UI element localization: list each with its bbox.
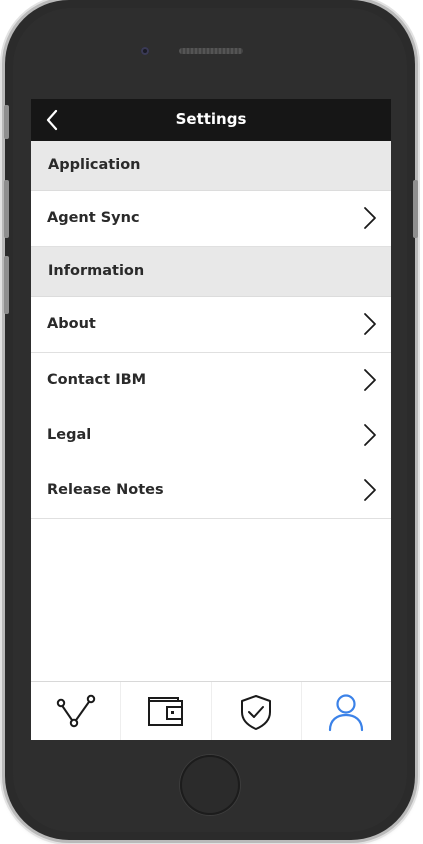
volume-up-button — [4, 180, 9, 238]
section-header-information: Information — [31, 247, 391, 297]
chevron-right-icon — [364, 424, 376, 446]
list-item-agent-sync[interactable]: Agent Sync — [31, 191, 391, 247]
tab-network[interactable] — [31, 682, 120, 740]
app-screen: Settings Application Agent Sync Informat… — [31, 99, 391, 740]
section-title: Application — [48, 157, 141, 173]
earpiece-speaker — [179, 48, 243, 54]
list-item-contact-ibm[interactable]: Contact IBM — [31, 353, 391, 409]
chevron-right-icon — [364, 207, 376, 229]
wallet-icon — [147, 696, 183, 726]
chevron-right-icon — [364, 313, 376, 335]
power-button — [413, 180, 418, 238]
page-title: Settings — [175, 110, 247, 128]
list-item-about[interactable]: About — [31, 297, 391, 353]
nav-header: Settings — [31, 99, 391, 141]
network-icon — [56, 694, 95, 727]
user-icon — [329, 693, 364, 731]
list-item-label: Contact IBM — [47, 372, 147, 388]
section-title: Information — [48, 263, 145, 279]
list-item-release-notes[interactable]: Release Notes — [31, 463, 391, 519]
list-item-label: Release Notes — [47, 482, 164, 498]
home-button[interactable] — [180, 755, 240, 815]
chevron-right-icon — [364, 369, 376, 391]
list-item-label: About — [47, 316, 96, 332]
volume-down-button — [4, 256, 9, 314]
section-header-application: Application — [31, 141, 391, 191]
chevron-right-icon — [364, 479, 376, 501]
front-camera — [141, 47, 149, 55]
shield-check-icon — [241, 694, 272, 730]
tab-profile[interactable] — [300, 682, 391, 740]
mute-switch — [4, 105, 9, 139]
tab-bar — [31, 681, 391, 740]
tab-security[interactable] — [210, 682, 301, 740]
tab-wallet[interactable] — [120, 682, 210, 740]
list-item-label: Legal — [47, 427, 92, 443]
list-item-legal[interactable]: Legal — [31, 408, 391, 464]
list-item-label: Agent Sync — [47, 210, 140, 226]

Your instructions
Output each line of the material as a numbered list, leaving out blank lines and the pictures.

Solved problem
1. UI element localization: list each with its bbox.
2. volume-up-button — [4, 180, 9, 238]
3. section-header-information: Information — [31, 247, 391, 297]
4. chevron-right-icon — [364, 424, 376, 446]
5. list-item-agent-sync[interactable]: Agent Sync — [31, 191, 391, 247]
6. tab-network[interactable] — [31, 682, 120, 740]
7. app-screen: Settings Application Agent Sync Informat… — [31, 99, 391, 740]
8. section-title: Application — [48, 157, 141, 173]
9. earpiece-speaker — [179, 48, 243, 54]
10. list-item-contact-ibm[interactable]: Contact IBM — [31, 353, 391, 409]
11. chevron-right-icon — [364, 207, 376, 229]
12. wallet-icon — [147, 696, 183, 726]
13. chevron-right-icon — [364, 313, 376, 335]
14. power-button — [413, 180, 418, 238]
15. page-title: Settings — [175, 110, 247, 128]
16. list-item-about[interactable]: About — [31, 297, 391, 353]
17. nav-header: Settings — [31, 99, 391, 141]
18. network-icon — [56, 694, 95, 727]
19. user-icon — [329, 693, 364, 731]
20. list-item-label: Contact IBM — [47, 372, 147, 388]
21. section-title: Information — [48, 263, 145, 279]
22. list-item-release-notes[interactable]: Release Notes — [31, 463, 391, 519]
23. list-item-label: Release Notes — [47, 482, 164, 498]
24. home-button[interactable] — [180, 755, 240, 815]
25. chevron-right-icon — [364, 369, 376, 391]
26. list-item-label: About — [47, 316, 96, 332]
27. volume-down-button — [4, 256, 9, 314]
28. section-header-application: Application — [31, 141, 391, 191]
29. chevron-right-icon — [364, 479, 376, 501]
30. front-camera — [141, 47, 149, 55]
31. shield-check-icon — [241, 694, 272, 730]
32. tab-profile[interactable] — [300, 682, 391, 740]
33. mute-switch — [4, 105, 9, 139]
34. tab-bar — [31, 681, 391, 740]
35. tab-security[interactable] — [210, 682, 301, 740]
36. tab-wallet[interactable] — [120, 682, 210, 740]
37. list-item-label: Legal — [47, 427, 92, 443]
38. list-item-legal[interactable]: Legal — [31, 408, 391, 464]
39. list-item-label: Agent Sync — [47, 210, 140, 226]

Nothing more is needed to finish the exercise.